Data extracted from a collection:
★ ★ ★ ★ ★
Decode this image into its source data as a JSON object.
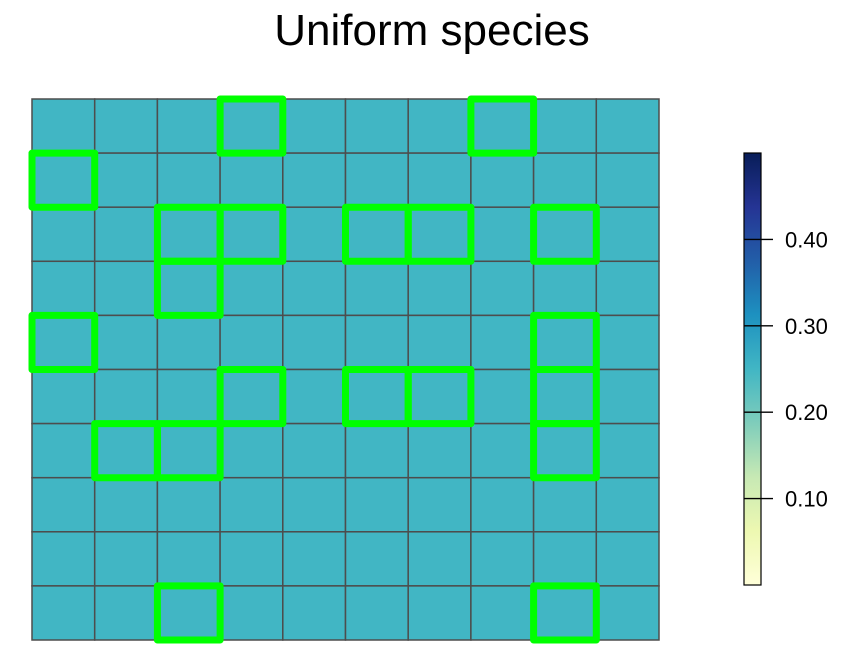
{
  "chart_data": {
    "type": "heatmap",
    "title": "Uniform species",
    "xlabel": "",
    "ylabel": "",
    "grid": true,
    "rows": 10,
    "cols": 10,
    "values": [
      [
        0.25,
        0.25,
        0.25,
        0.25,
        0.25,
        0.25,
        0.25,
        0.25,
        0.25,
        0.25
      ],
      [
        0.25,
        0.25,
        0.25,
        0.25,
        0.25,
        0.25,
        0.25,
        0.25,
        0.25,
        0.25
      ],
      [
        0.25,
        0.25,
        0.25,
        0.25,
        0.25,
        0.25,
        0.25,
        0.25,
        0.25,
        0.25
      ],
      [
        0.25,
        0.25,
        0.25,
        0.25,
        0.25,
        0.25,
        0.25,
        0.25,
        0.25,
        0.25
      ],
      [
        0.25,
        0.25,
        0.25,
        0.25,
        0.25,
        0.25,
        0.25,
        0.25,
        0.25,
        0.25
      ],
      [
        0.25,
        0.25,
        0.25,
        0.25,
        0.25,
        0.25,
        0.25,
        0.25,
        0.25,
        0.25
      ],
      [
        0.25,
        0.25,
        0.25,
        0.25,
        0.25,
        0.25,
        0.25,
        0.25,
        0.25,
        0.25
      ],
      [
        0.25,
        0.25,
        0.25,
        0.25,
        0.25,
        0.25,
        0.25,
        0.25,
        0.25,
        0.25
      ],
      [
        0.25,
        0.25,
        0.25,
        0.25,
        0.25,
        0.25,
        0.25,
        0.25,
        0.25,
        0.25
      ],
      [
        0.25,
        0.25,
        0.25,
        0.25,
        0.25,
        0.25,
        0.25,
        0.25,
        0.25,
        0.25
      ]
    ],
    "highlighted_cells": [
      [
        0,
        3
      ],
      [
        0,
        7
      ],
      [
        1,
        0
      ],
      [
        2,
        2
      ],
      [
        2,
        3
      ],
      [
        2,
        5
      ],
      [
        2,
        6
      ],
      [
        2,
        8
      ],
      [
        3,
        2
      ],
      [
        4,
        0
      ],
      [
        4,
        8
      ],
      [
        5,
        3
      ],
      [
        5,
        5
      ],
      [
        5,
        6
      ],
      [
        5,
        8
      ],
      [
        6,
        1
      ],
      [
        6,
        2
      ],
      [
        6,
        8
      ],
      [
        9,
        2
      ],
      [
        9,
        8
      ]
    ],
    "colorbar": {
      "range": [
        0.0,
        0.5
      ],
      "ticks": [
        0.1,
        0.2,
        0.3,
        0.4
      ],
      "tick_labels": [
        "0.10",
        "0.20",
        "0.30",
        "0.40"
      ],
      "colors": [
        "#ffffd9",
        "#edf8b1",
        "#c7e9b4",
        "#7fcdbb",
        "#41b6c4",
        "#1d91c0",
        "#225ea8",
        "#253494",
        "#081d58"
      ]
    },
    "colors": {
      "cell_border": "#4d4d4d",
      "highlight": "#00ff00"
    }
  }
}
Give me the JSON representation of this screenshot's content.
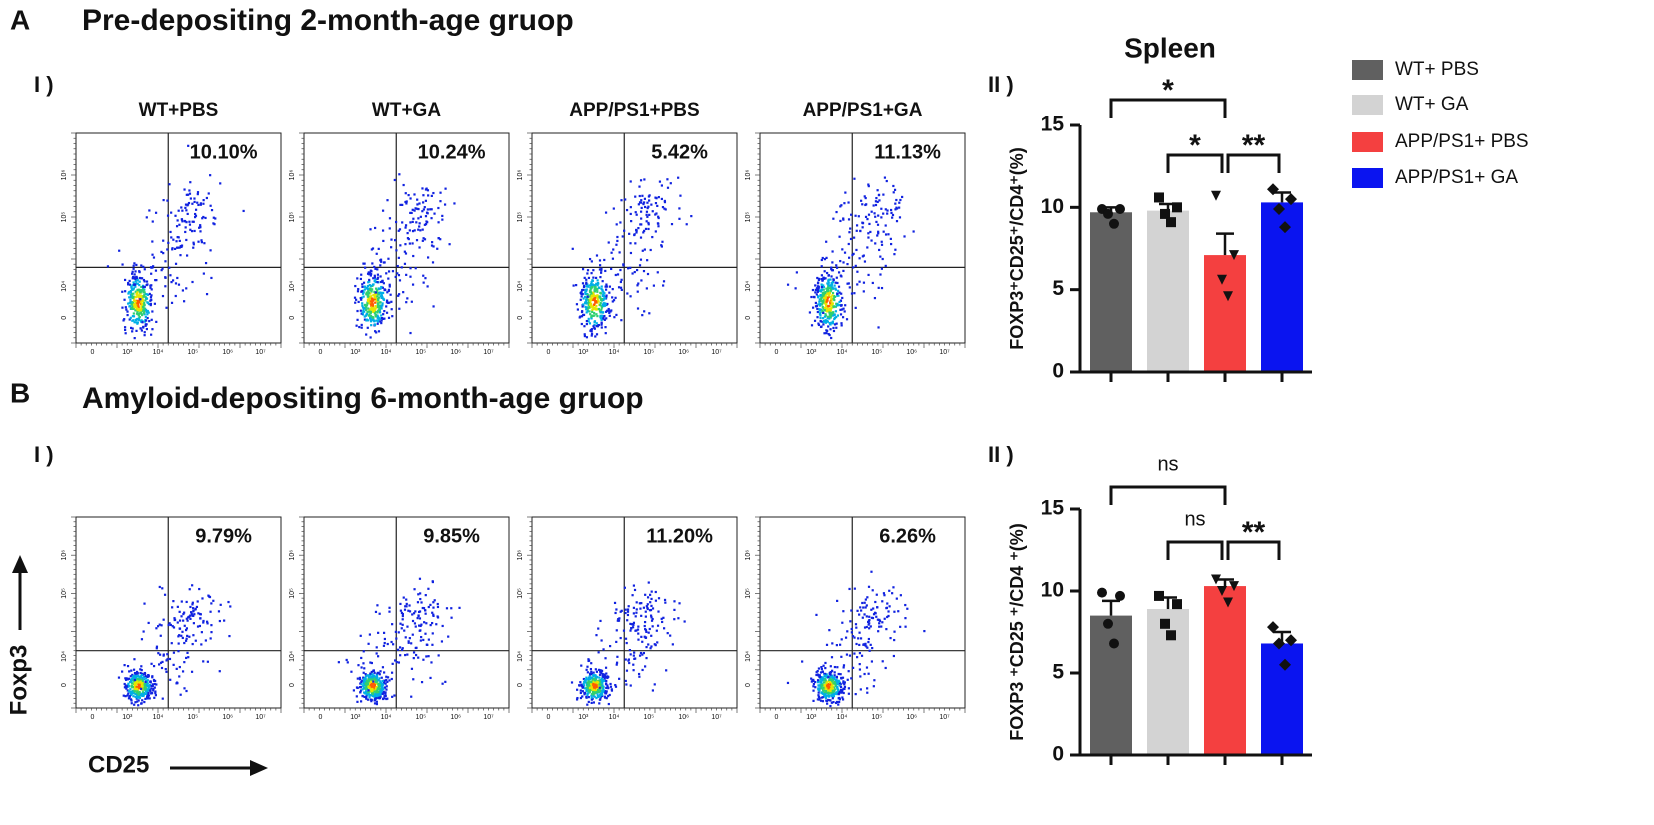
{
  "panels": [
    {
      "label": "A",
      "title": "Pre-depositing 2-month-age gruop",
      "flow_label": "I )",
      "bar_label": "II )",
      "flow_plots": [
        {
          "group": "WT+PBS",
          "percent": "10.10%"
        },
        {
          "group": "WT+GA",
          "percent": "10.24%"
        },
        {
          "group": "APP/PS1+PBS",
          "percent": "5.42%"
        },
        {
          "group": "APP/PS1+GA",
          "percent": "11.13%"
        }
      ]
    },
    {
      "label": "B",
      "title": "Amyloid-depositing 6-month-age gruop",
      "flow_label": "I )",
      "bar_label": "II )",
      "flow_plots": [
        {
          "percent": "9.79%"
        },
        {
          "percent": "9.85%"
        },
        {
          "percent": "11.20%"
        },
        {
          "percent": "6.26%"
        }
      ]
    }
  ],
  "flow_axes": {
    "x_label": "CD25",
    "y_label": "Foxp3",
    "x_ticks": [
      "0",
      "10³",
      "10⁴",
      "10⁵",
      "10⁶",
      "10⁷"
    ],
    "y_ticks": [
      "0",
      "10⁴",
      "10⁵",
      "10⁶"
    ]
  },
  "chart_data": [
    {
      "type": "bar",
      "title": "Spleen",
      "y_label": "FOXP3⁺CD25⁺/CD4⁺(%)",
      "categories": [
        null
      ],
      "ylim": [
        0,
        15
      ],
      "yticks": [
        0,
        5,
        10,
        15
      ],
      "series": [
        {
          "name": "WT+ PBS",
          "color": "#606060",
          "marker": "circle",
          "values": [
            9.7
          ],
          "errors": [
            0.3
          ],
          "points": [
            [
              9.9,
              9.9,
              9.6,
              9.0
            ]
          ]
        },
        {
          "name": "WT+ GA",
          "color": "#d3d3d3",
          "marker": "square",
          "values": [
            9.8
          ],
          "errors": [
            0.4
          ],
          "points": [
            [
              10.6,
              10.0,
              9.6,
              9.1
            ]
          ]
        },
        {
          "name": "APP/PS1+ PBS",
          "color": "#f44040",
          "marker": "triangle-down",
          "values": [
            7.1
          ],
          "errors": [
            1.3
          ],
          "points": [
            [
              10.7,
              7.1,
              5.6,
              4.6
            ]
          ]
        },
        {
          "name": "APP/PS1+ GA",
          "color": "#0a14f0",
          "marker": "diamond",
          "values": [
            10.3
          ],
          "errors": [
            0.6
          ],
          "points": [
            [
              11.1,
              10.5,
              9.9,
              8.8
            ]
          ]
        }
      ],
      "annotations": [
        {
          "text": "*",
          "from": 0,
          "to": 2
        },
        {
          "text": "*",
          "from": 1,
          "to": 2
        },
        {
          "text": "**",
          "from": 2,
          "to": 3
        }
      ]
    },
    {
      "type": "bar",
      "y_label": "FOXP3 ⁺CD25 ⁺/CD4 ⁺(%)",
      "categories": [
        null
      ],
      "ylim": [
        0,
        15
      ],
      "yticks": [
        0,
        5,
        10,
        15
      ],
      "series": [
        {
          "color": "#606060",
          "marker": "circle",
          "values": [
            8.5
          ],
          "errors": [
            0.9
          ],
          "points": [
            [
              9.9,
              9.7,
              8.0,
              6.8
            ]
          ]
        },
        {
          "color": "#d3d3d3",
          "marker": "square",
          "values": [
            8.9
          ],
          "errors": [
            0.7
          ],
          "points": [
            [
              9.7,
              9.2,
              8.0,
              7.3
            ]
          ]
        },
        {
          "color": "#f44040",
          "marker": "triangle-down",
          "values": [
            10.3
          ],
          "errors": [
            0.4
          ],
          "points": [
            [
              10.7,
              10.3,
              10.0,
              9.3
            ]
          ]
        },
        {
          "color": "#0a14f0",
          "marker": "diamond",
          "values": [
            6.8
          ],
          "errors": [
            0.7
          ],
          "points": [
            [
              7.8,
              7.0,
              6.8,
              5.5
            ]
          ]
        }
      ],
      "annotations": [
        {
          "text": "ns",
          "from": 0,
          "to": 2
        },
        {
          "text": "ns",
          "from": 1,
          "to": 2
        },
        {
          "text": "**",
          "from": 2,
          "to": 3
        }
      ]
    }
  ]
}
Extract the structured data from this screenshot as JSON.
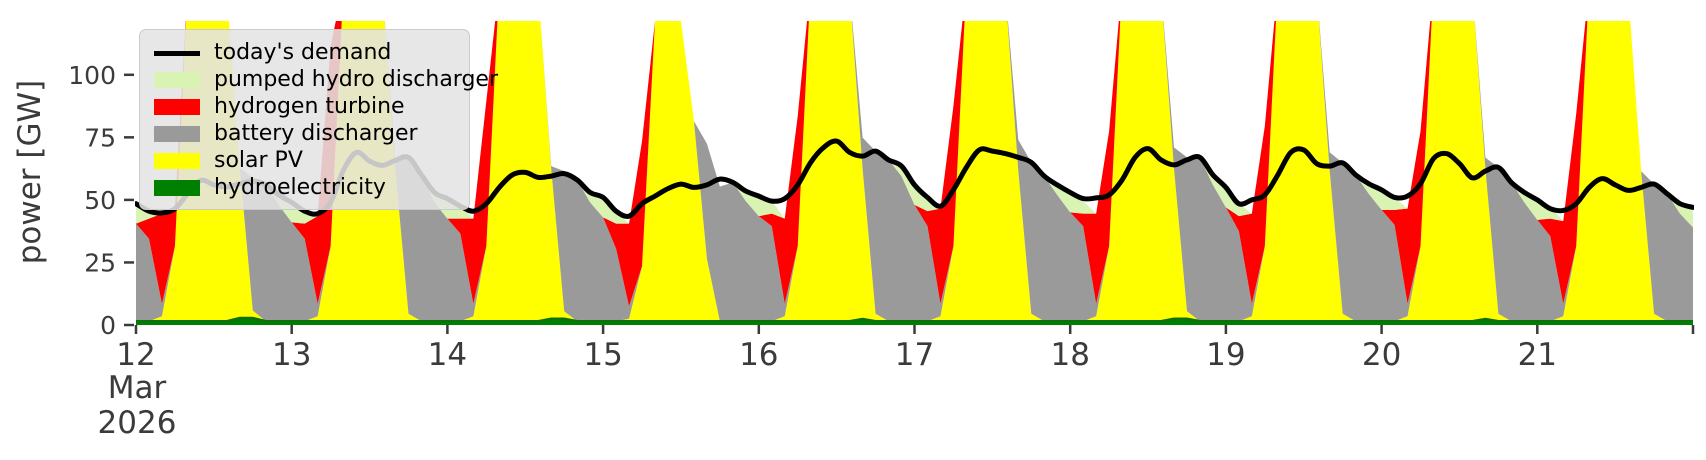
★ ★ ★ ★ ★
Task to carry out: Above are lines of data; state how many of them contain the word "group", with no other output.

Task solution: 4